## STATED EXERCISE
Write out all the lines again, precisely as they stand, but without the images.

Data records:
=======

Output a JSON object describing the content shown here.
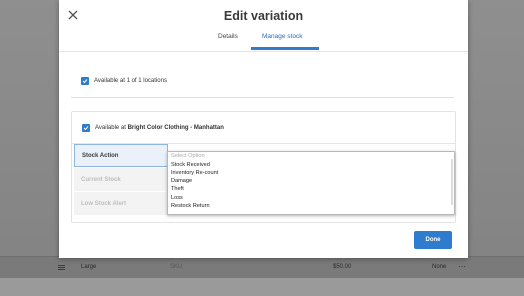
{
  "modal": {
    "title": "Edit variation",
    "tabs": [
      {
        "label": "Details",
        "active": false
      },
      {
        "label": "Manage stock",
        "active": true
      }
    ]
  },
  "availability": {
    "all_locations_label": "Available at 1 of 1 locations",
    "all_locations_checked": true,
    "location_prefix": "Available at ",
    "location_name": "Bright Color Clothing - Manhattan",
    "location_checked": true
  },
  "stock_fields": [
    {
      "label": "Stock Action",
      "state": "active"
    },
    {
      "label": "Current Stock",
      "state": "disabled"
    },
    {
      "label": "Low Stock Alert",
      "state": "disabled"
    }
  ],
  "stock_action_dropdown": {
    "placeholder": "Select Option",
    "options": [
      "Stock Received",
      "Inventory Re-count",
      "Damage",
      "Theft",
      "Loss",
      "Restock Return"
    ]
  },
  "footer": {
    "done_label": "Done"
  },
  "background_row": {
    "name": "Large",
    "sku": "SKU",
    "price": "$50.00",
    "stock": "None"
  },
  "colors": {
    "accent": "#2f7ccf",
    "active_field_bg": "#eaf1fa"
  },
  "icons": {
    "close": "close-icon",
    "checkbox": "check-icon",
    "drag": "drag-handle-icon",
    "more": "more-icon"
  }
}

=======

## RESULT
Output a JSON object describing the content shown here.
{
  "modal": {
    "title": "Edit variation",
    "tabs": [
      {
        "label": "Details",
        "active": false
      },
      {
        "label": "Manage stock",
        "active": true
      }
    ]
  },
  "availability": {
    "all_locations_label": "Available at 1 of 1 locations",
    "all_locations_checked": true,
    "location_prefix": "Available at ",
    "location_name": "Bright Color Clothing - Manhattan",
    "location_checked": true
  },
  "stock_fields": [
    {
      "label": "Stock Action",
      "state": "active"
    },
    {
      "label": "Current Stock",
      "state": "disabled"
    },
    {
      "label": "Low Stock Alert",
      "state": "disabled"
    }
  ],
  "stock_action_dropdown": {
    "placeholder": "Select Option",
    "options": [
      "Stock Received",
      "Inventory Re-count",
      "Damage",
      "Theft",
      "Loss",
      "Restock Return"
    ]
  },
  "footer": {
    "done_label": "Done"
  },
  "background_row": {
    "name": "Large",
    "sku": "SKU",
    "price": "$50.00",
    "stock": "None"
  },
  "colors": {
    "accent": "#2f7ccf",
    "active_field_bg": "#eaf1fa"
  },
  "icons": {
    "close": "close-icon",
    "checkbox": "check-icon",
    "drag": "drag-handle-icon",
    "more": "more-icon"
  }
}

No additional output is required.